# Records shown start

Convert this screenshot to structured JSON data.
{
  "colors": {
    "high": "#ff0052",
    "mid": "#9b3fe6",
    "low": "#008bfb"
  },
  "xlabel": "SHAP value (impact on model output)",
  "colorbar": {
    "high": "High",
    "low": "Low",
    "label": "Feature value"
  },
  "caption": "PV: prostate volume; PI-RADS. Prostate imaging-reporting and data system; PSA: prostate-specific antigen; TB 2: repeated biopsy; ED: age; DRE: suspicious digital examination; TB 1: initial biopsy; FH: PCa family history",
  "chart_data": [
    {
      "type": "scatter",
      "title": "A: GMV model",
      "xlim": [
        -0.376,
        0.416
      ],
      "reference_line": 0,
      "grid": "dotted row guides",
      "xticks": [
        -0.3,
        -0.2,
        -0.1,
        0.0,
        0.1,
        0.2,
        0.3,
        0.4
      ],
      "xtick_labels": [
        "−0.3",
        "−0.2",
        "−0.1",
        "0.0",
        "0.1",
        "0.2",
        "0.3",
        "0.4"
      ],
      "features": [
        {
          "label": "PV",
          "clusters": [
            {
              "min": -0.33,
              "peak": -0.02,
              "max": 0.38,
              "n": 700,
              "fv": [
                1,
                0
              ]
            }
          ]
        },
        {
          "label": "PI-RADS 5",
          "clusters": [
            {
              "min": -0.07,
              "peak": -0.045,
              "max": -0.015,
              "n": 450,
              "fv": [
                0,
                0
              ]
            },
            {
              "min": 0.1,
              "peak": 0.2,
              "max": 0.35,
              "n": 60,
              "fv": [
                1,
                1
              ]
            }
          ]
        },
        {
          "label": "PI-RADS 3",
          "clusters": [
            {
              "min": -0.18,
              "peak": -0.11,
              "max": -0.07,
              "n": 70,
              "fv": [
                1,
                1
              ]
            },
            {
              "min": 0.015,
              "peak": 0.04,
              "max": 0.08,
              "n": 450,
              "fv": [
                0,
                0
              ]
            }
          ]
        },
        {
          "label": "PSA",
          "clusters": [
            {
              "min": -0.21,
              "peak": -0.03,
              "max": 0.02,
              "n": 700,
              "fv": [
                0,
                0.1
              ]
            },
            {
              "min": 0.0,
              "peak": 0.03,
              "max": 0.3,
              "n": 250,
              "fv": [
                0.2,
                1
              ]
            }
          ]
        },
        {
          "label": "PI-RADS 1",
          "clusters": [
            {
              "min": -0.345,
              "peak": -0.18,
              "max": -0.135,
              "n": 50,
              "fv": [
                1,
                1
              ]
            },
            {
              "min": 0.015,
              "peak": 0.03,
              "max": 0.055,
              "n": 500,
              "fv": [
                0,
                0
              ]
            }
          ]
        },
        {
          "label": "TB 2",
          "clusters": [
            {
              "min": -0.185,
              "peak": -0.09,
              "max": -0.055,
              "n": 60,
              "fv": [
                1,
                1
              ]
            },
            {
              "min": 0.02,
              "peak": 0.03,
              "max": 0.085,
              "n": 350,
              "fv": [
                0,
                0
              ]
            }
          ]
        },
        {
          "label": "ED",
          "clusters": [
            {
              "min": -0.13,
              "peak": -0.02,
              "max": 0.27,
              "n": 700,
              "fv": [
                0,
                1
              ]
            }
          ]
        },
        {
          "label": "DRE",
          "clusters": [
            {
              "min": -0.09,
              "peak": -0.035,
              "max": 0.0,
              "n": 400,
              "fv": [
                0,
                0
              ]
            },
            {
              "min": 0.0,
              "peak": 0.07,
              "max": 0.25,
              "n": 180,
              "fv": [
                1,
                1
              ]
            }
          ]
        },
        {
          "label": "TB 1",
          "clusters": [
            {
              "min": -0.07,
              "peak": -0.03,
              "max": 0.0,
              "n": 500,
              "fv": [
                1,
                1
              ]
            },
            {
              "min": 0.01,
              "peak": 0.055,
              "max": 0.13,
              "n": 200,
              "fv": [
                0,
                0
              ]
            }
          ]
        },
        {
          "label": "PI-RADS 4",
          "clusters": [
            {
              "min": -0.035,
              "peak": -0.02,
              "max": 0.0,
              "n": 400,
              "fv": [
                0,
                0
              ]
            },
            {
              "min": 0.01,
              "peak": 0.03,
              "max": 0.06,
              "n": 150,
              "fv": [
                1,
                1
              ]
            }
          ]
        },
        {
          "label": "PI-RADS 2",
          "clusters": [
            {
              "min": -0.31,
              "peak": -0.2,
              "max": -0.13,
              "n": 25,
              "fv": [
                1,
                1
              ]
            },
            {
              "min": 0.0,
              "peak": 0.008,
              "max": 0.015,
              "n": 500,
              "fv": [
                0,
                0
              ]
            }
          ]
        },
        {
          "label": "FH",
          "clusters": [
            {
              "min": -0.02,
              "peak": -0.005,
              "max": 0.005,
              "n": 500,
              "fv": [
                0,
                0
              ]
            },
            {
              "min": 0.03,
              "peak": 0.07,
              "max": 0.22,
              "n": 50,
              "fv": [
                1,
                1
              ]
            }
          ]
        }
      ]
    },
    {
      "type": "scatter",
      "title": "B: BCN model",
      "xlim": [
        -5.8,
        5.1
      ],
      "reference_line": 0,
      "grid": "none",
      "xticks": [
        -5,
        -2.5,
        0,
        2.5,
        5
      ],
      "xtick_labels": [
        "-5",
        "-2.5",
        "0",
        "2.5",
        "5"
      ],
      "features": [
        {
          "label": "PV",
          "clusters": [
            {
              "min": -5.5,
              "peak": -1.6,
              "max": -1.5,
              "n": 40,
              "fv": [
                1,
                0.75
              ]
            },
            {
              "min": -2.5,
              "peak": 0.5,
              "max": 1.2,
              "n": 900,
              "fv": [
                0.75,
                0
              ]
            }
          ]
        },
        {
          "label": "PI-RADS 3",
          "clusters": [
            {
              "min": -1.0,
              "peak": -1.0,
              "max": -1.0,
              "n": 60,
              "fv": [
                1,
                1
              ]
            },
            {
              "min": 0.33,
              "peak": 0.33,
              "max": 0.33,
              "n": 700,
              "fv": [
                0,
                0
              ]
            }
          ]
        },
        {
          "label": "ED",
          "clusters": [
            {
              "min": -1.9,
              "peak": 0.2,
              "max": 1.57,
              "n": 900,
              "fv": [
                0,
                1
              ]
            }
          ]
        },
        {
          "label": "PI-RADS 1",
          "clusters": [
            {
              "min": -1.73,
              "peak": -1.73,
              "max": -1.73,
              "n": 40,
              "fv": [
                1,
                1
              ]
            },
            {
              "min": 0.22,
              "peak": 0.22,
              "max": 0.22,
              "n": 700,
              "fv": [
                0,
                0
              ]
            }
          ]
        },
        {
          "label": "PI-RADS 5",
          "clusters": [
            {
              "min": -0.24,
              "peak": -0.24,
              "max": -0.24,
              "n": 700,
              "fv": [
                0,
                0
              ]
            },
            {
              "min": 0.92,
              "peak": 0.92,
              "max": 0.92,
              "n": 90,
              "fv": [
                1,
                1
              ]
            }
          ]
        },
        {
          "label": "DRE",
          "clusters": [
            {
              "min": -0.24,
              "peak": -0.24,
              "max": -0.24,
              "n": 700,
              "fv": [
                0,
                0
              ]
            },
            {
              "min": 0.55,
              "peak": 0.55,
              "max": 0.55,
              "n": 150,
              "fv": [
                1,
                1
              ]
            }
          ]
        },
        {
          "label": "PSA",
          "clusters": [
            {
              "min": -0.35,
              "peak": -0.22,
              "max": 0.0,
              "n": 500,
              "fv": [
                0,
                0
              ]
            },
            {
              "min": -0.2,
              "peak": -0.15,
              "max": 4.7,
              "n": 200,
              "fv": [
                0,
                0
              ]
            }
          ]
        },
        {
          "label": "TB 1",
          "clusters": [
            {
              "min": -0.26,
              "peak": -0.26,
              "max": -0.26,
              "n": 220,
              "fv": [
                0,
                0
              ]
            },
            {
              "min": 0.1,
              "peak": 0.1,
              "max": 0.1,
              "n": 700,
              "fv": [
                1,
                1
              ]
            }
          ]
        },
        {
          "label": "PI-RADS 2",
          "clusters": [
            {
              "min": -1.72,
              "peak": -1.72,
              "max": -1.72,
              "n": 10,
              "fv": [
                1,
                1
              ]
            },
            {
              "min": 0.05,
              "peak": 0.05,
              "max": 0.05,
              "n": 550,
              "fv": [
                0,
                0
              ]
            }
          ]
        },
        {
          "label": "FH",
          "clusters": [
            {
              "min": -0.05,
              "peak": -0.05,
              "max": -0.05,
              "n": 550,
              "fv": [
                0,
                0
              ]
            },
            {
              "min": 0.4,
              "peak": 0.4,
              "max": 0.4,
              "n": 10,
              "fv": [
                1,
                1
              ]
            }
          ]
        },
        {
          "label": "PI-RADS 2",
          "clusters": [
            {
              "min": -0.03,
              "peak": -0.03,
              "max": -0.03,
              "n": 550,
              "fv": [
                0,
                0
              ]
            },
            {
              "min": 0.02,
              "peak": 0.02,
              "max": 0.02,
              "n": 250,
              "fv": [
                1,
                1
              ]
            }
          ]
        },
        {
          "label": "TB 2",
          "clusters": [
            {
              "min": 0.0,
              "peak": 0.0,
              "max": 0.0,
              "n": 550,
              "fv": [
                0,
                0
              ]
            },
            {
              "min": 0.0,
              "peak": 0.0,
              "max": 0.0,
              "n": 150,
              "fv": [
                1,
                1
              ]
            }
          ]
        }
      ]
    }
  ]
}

# Records shown end

◆ Given exercise: In the entries above, find lines with "value" and copy each.

◆ The completed task:
  "xlabel": "SHAP value (impact on model output)",
    "label": "Feature value"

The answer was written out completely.